- _To be done_
Quote the data below in full, minus the images.

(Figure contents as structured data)
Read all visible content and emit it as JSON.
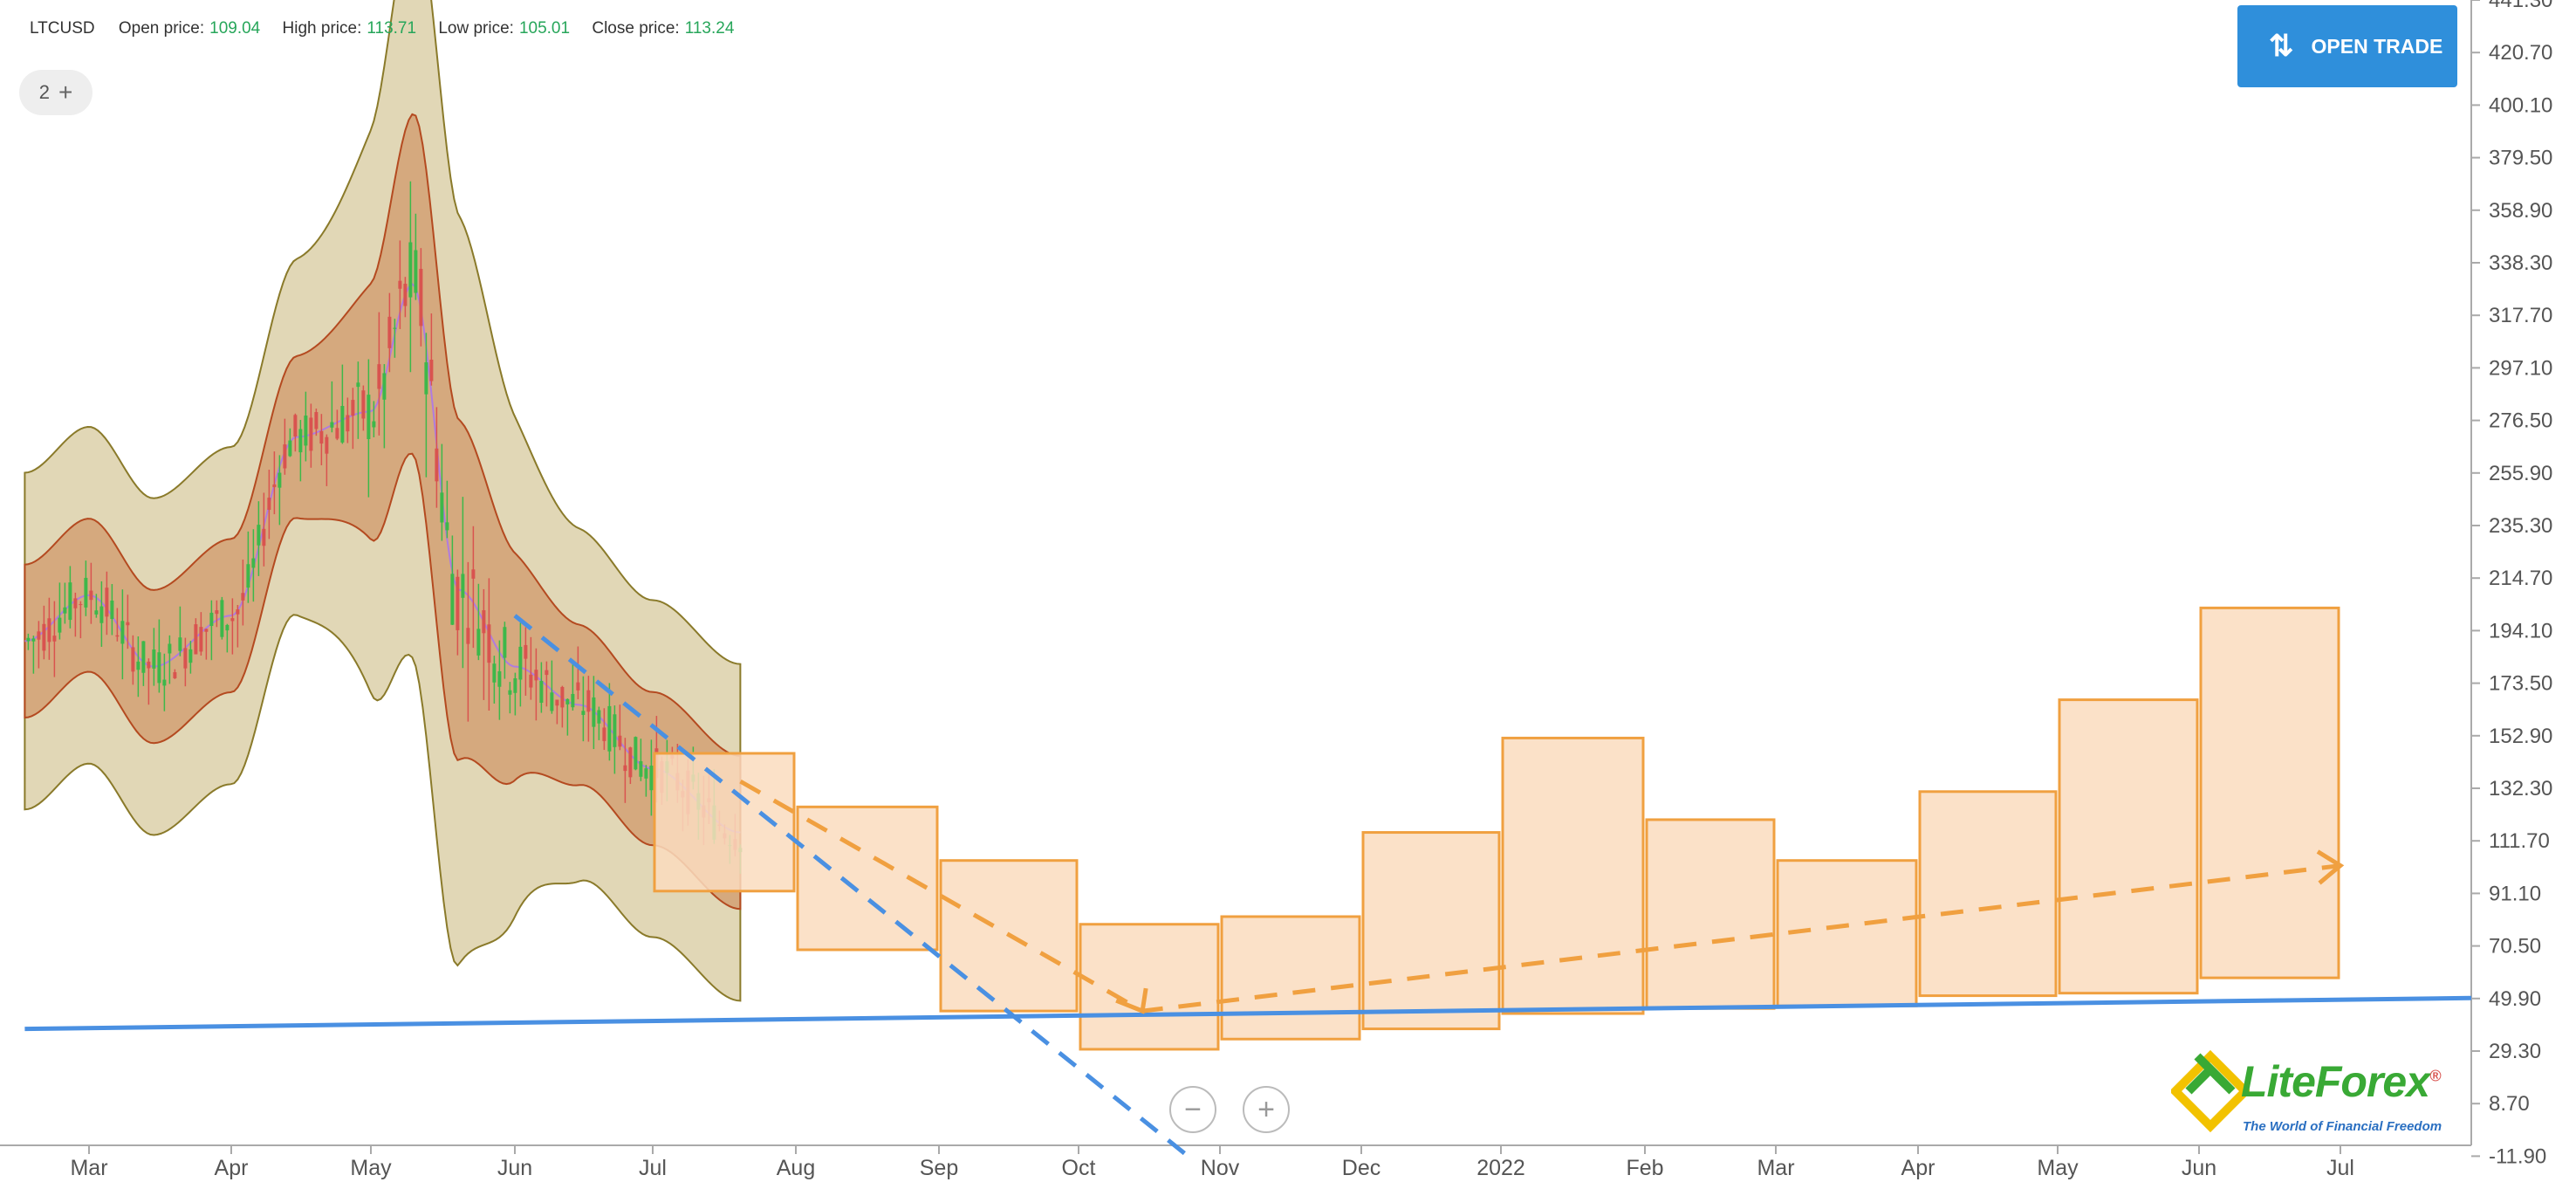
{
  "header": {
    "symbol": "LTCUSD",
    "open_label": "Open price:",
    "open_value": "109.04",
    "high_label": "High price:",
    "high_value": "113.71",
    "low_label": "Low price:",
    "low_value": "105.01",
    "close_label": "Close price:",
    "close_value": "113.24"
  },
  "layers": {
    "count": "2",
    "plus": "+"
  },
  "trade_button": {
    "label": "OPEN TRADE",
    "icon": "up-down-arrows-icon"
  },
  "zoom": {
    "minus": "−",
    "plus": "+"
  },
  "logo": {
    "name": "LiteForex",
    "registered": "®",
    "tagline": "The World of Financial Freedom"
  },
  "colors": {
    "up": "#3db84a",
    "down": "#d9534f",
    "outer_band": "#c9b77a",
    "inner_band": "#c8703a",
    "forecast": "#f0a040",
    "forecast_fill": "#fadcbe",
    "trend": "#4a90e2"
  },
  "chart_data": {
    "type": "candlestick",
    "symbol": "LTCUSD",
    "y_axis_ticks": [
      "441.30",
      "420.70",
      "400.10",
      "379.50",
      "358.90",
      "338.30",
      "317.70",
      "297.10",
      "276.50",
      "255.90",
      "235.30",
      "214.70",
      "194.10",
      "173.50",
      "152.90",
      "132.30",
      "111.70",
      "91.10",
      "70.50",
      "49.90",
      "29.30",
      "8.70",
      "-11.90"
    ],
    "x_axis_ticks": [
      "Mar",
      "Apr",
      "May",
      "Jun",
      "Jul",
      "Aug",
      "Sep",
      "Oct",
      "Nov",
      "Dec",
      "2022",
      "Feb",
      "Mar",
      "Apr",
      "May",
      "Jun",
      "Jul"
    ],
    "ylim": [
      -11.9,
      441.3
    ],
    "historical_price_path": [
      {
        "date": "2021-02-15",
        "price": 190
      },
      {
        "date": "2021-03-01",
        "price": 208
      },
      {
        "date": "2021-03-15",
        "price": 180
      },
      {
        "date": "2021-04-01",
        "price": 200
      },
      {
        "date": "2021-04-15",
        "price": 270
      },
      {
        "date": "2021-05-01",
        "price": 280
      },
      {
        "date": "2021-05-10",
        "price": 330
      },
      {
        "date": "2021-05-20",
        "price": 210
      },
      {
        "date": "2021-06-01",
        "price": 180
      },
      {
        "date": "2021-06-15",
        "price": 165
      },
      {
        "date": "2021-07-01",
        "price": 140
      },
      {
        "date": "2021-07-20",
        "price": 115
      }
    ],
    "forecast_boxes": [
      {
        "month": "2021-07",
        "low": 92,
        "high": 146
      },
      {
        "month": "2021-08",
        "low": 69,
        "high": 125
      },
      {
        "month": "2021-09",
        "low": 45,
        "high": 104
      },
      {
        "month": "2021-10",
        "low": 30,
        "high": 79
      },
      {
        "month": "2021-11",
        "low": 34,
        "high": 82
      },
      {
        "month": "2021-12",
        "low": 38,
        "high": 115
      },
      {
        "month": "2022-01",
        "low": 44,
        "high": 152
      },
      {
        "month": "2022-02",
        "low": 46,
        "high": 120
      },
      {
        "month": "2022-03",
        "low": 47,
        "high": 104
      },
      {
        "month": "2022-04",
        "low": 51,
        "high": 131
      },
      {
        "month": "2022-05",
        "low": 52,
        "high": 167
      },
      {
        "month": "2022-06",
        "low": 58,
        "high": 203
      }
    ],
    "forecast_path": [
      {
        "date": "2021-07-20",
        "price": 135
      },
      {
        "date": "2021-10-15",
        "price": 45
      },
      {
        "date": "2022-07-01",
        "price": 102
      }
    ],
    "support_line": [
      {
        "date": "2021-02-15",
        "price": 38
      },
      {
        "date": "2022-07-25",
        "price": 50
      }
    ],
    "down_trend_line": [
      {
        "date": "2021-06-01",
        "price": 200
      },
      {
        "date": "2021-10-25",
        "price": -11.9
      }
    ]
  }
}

- _Exercise response_
Read all visible content and emit it as JSON.
{
  "header": {
    "symbol": "LTCUSD",
    "open_label": "Open price:",
    "open_value": "109.04",
    "high_label": "High price:",
    "high_value": "113.71",
    "low_label": "Low price:",
    "low_value": "105.01",
    "close_label": "Close price:",
    "close_value": "113.24"
  },
  "layers": {
    "count": "2",
    "plus": "+"
  },
  "trade_button": {
    "label": "OPEN TRADE",
    "icon": "up-down-arrows-icon"
  },
  "zoom": {
    "minus": "−",
    "plus": "+"
  },
  "logo": {
    "name": "LiteForex",
    "registered": "®",
    "tagline": "The World of Financial Freedom"
  },
  "colors": {
    "up": "#3db84a",
    "down": "#d9534f",
    "outer_band": "#c9b77a",
    "inner_band": "#c8703a",
    "forecast": "#f0a040",
    "forecast_fill": "#fadcbe",
    "trend": "#4a90e2"
  },
  "chart_data": {
    "type": "candlestick",
    "symbol": "LTCUSD",
    "y_axis_ticks": [
      "441.30",
      "420.70",
      "400.10",
      "379.50",
      "358.90",
      "338.30",
      "317.70",
      "297.10",
      "276.50",
      "255.90",
      "235.30",
      "214.70",
      "194.10",
      "173.50",
      "152.90",
      "132.30",
      "111.70",
      "91.10",
      "70.50",
      "49.90",
      "29.30",
      "8.70",
      "-11.90"
    ],
    "x_axis_ticks": [
      "Mar",
      "Apr",
      "May",
      "Jun",
      "Jul",
      "Aug",
      "Sep",
      "Oct",
      "Nov",
      "Dec",
      "2022",
      "Feb",
      "Mar",
      "Apr",
      "May",
      "Jun",
      "Jul"
    ],
    "ylim": [
      -11.9,
      441.3
    ],
    "historical_price_path": [
      {
        "date": "2021-02-15",
        "price": 190
      },
      {
        "date": "2021-03-01",
        "price": 208
      },
      {
        "date": "2021-03-15",
        "price": 180
      },
      {
        "date": "2021-04-01",
        "price": 200
      },
      {
        "date": "2021-04-15",
        "price": 270
      },
      {
        "date": "2021-05-01",
        "price": 280
      },
      {
        "date": "2021-05-10",
        "price": 330
      },
      {
        "date": "2021-05-20",
        "price": 210
      },
      {
        "date": "2021-06-01",
        "price": 180
      },
      {
        "date": "2021-06-15",
        "price": 165
      },
      {
        "date": "2021-07-01",
        "price": 140
      },
      {
        "date": "2021-07-20",
        "price": 115
      }
    ],
    "forecast_boxes": [
      {
        "month": "2021-07",
        "low": 92,
        "high": 146
      },
      {
        "month": "2021-08",
        "low": 69,
        "high": 125
      },
      {
        "month": "2021-09",
        "low": 45,
        "high": 104
      },
      {
        "month": "2021-10",
        "low": 30,
        "high": 79
      },
      {
        "month": "2021-11",
        "low": 34,
        "high": 82
      },
      {
        "month": "2021-12",
        "low": 38,
        "high": 115
      },
      {
        "month": "2022-01",
        "low": 44,
        "high": 152
      },
      {
        "month": "2022-02",
        "low": 46,
        "high": 120
      },
      {
        "month": "2022-03",
        "low": 47,
        "high": 104
      },
      {
        "month": "2022-04",
        "low": 51,
        "high": 131
      },
      {
        "month": "2022-05",
        "low": 52,
        "high": 167
      },
      {
        "month": "2022-06",
        "low": 58,
        "high": 203
      }
    ],
    "forecast_path": [
      {
        "date": "2021-07-20",
        "price": 135
      },
      {
        "date": "2021-10-15",
        "price": 45
      },
      {
        "date": "2022-07-01",
        "price": 102
      }
    ],
    "support_line": [
      {
        "date": "2021-02-15",
        "price": 38
      },
      {
        "date": "2022-07-25",
        "price": 50
      }
    ],
    "down_trend_line": [
      {
        "date": "2021-06-01",
        "price": 200
      },
      {
        "date": "2021-10-25",
        "price": -11.9
      }
    ]
  }
}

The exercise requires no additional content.